[START OF Entries supplied]

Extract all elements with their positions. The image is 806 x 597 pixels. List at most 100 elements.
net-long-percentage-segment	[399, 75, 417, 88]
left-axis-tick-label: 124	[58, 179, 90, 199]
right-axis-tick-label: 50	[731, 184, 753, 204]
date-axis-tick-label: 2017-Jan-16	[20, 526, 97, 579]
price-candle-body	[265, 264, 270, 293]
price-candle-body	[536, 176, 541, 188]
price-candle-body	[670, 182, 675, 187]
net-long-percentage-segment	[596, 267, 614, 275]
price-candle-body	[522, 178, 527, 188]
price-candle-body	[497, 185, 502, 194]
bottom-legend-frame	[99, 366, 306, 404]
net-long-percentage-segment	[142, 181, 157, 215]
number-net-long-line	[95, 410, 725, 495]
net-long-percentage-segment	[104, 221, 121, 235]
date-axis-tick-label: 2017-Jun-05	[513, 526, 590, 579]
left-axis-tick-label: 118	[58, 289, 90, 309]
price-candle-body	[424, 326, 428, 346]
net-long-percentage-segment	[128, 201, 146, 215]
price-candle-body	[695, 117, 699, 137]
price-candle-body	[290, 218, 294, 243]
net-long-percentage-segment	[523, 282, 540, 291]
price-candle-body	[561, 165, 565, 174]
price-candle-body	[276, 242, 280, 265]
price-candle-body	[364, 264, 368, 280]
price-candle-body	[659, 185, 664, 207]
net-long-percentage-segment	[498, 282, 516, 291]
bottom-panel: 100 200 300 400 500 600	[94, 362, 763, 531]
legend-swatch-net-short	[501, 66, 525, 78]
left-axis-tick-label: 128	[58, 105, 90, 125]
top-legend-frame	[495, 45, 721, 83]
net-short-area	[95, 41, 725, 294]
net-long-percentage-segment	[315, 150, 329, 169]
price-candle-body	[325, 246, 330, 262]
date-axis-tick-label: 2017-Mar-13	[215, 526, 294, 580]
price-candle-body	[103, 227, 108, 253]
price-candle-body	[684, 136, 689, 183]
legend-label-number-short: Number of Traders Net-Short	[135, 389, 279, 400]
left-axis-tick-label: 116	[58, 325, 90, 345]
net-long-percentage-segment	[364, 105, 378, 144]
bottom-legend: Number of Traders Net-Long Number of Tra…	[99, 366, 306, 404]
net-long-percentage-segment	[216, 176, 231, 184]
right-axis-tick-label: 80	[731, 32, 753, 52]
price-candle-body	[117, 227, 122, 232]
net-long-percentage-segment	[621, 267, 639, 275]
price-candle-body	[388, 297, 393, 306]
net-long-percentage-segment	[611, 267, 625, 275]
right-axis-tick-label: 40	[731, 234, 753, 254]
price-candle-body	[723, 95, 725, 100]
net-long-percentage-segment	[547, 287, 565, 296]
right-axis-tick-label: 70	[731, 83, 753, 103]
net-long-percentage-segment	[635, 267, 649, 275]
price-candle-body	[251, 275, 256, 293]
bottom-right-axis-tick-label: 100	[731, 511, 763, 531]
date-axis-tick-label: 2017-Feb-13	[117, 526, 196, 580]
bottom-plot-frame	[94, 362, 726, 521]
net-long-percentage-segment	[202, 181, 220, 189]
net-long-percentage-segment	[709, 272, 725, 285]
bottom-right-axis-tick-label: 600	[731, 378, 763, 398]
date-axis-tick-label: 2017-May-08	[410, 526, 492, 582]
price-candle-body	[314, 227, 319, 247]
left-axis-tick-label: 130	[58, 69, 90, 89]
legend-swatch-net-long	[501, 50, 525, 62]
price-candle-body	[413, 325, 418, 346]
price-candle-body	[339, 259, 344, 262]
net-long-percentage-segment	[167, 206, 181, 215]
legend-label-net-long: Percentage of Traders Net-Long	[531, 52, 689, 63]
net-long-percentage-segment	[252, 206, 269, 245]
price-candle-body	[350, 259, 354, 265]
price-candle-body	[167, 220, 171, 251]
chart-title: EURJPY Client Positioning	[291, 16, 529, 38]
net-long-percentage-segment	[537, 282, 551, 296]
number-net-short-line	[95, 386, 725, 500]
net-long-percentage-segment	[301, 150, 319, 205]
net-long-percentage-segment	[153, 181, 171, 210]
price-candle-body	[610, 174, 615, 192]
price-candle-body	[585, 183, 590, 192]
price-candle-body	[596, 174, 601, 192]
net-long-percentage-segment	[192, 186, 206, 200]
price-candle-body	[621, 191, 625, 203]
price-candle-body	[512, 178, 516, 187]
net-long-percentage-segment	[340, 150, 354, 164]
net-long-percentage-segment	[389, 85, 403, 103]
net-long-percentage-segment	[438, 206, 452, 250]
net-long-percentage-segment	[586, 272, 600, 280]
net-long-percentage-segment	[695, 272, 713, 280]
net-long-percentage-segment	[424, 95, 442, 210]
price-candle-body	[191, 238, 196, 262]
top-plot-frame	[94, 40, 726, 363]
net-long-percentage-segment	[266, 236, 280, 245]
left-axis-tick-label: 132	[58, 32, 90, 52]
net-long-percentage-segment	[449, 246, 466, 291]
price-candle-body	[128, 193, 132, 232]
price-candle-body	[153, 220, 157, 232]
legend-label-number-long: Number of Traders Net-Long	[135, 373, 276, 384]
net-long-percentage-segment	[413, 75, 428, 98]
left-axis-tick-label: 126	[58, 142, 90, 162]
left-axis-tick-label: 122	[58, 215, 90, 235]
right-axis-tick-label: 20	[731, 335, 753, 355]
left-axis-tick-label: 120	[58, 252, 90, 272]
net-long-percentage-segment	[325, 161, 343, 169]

[END OF Entries supplied]

### Prompt
Please rewrite the lines from the start of the records through the line containing "221, 121, 235]" as a Markdown table with the columns "No." and "Line text". Number each row and leave out any blank lines.

### Solved exercise
| No. | Line text |
|---|---|
| 1 | Extract all elements with their positions. The image is 806 x 597 pixels. List at most 100 elements. |
| 2 | net-long-percentage-segment	[399, 75, 417, 88] |
| 3 | left-axis-tick-label: 124	[58, 179, 90, 199] |
| 4 | right-axis-tick-label: 50	[731, 184, 753, 204] |
| 5 | date-axis-tick-label: 2017-Jan-16	[20, 526, 97, 579] |
| 6 | price-candle-body	[265, 264, 270, 293] |
| 7 | price-candle-body	[536, 176, 541, 188] |
| 8 | price-candle-body	[670, 182, 675, 187] |
| 9 | net-long-percentage-segment	[596, 267, 614, 275] |
| 10 | price-candle-body	[522, 178, 527, 188] |
| 11 | price-candle-body	[497, 185, 502, 194] |
| 12 | bottom-legend-frame	[99, 366, 306, 404] |
| 13 | net-long-percentage-segment	[142, 181, 157, 215] |
| 14 | number-net-long-line	[95, 410, 725, 495] |
| 15 | net-long-percentage-segment	[104, 221, 121, 235] |